↓

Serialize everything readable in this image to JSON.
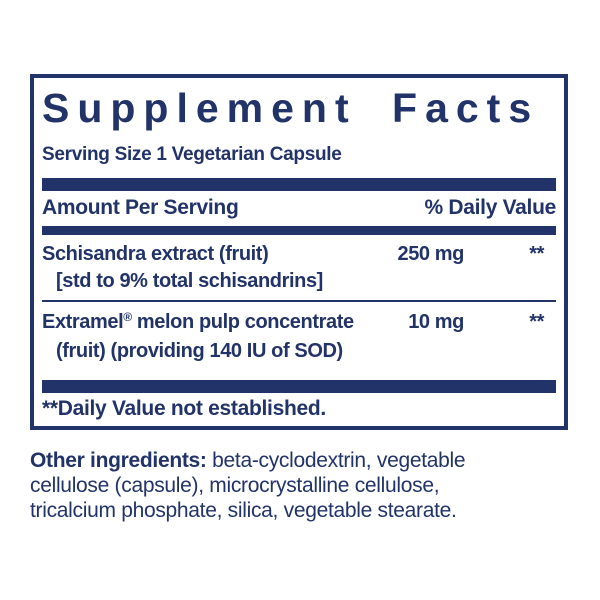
{
  "accent": "#213368",
  "panel": {
    "title": "Supplement Facts",
    "serving_size": "Serving Size 1 Vegetarian Capsule",
    "columns": {
      "amount_header": "Amount Per Serving",
      "dv_header": "% Daily Value"
    },
    "rows": [
      {
        "name": "Schisandra extract (fruit)",
        "detail": "[std to 9% total schisandrins]",
        "amount": "250 mg",
        "dv": "**"
      },
      {
        "name_prefix": "Extramel",
        "reg_mark": "®",
        "name_suffix": " melon pulp concentrate",
        "detail": "(fruit) (providing 140 IU of SOD)",
        "amount": "10 mg",
        "dv": "**"
      }
    ],
    "footnote": "**Daily Value not established."
  },
  "other_ingredients": {
    "label": "Other ingredients:",
    "line1": " beta-cyclodextrin, vegetable",
    "line2": "cellulose (capsule), microcrystalline cellulose,",
    "line3": "tricalcium phosphate, silica, vegetable stearate."
  }
}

↑

Exercise aim: Say how many lines include the word "fruit"; reply with the number alone.

The answer: 2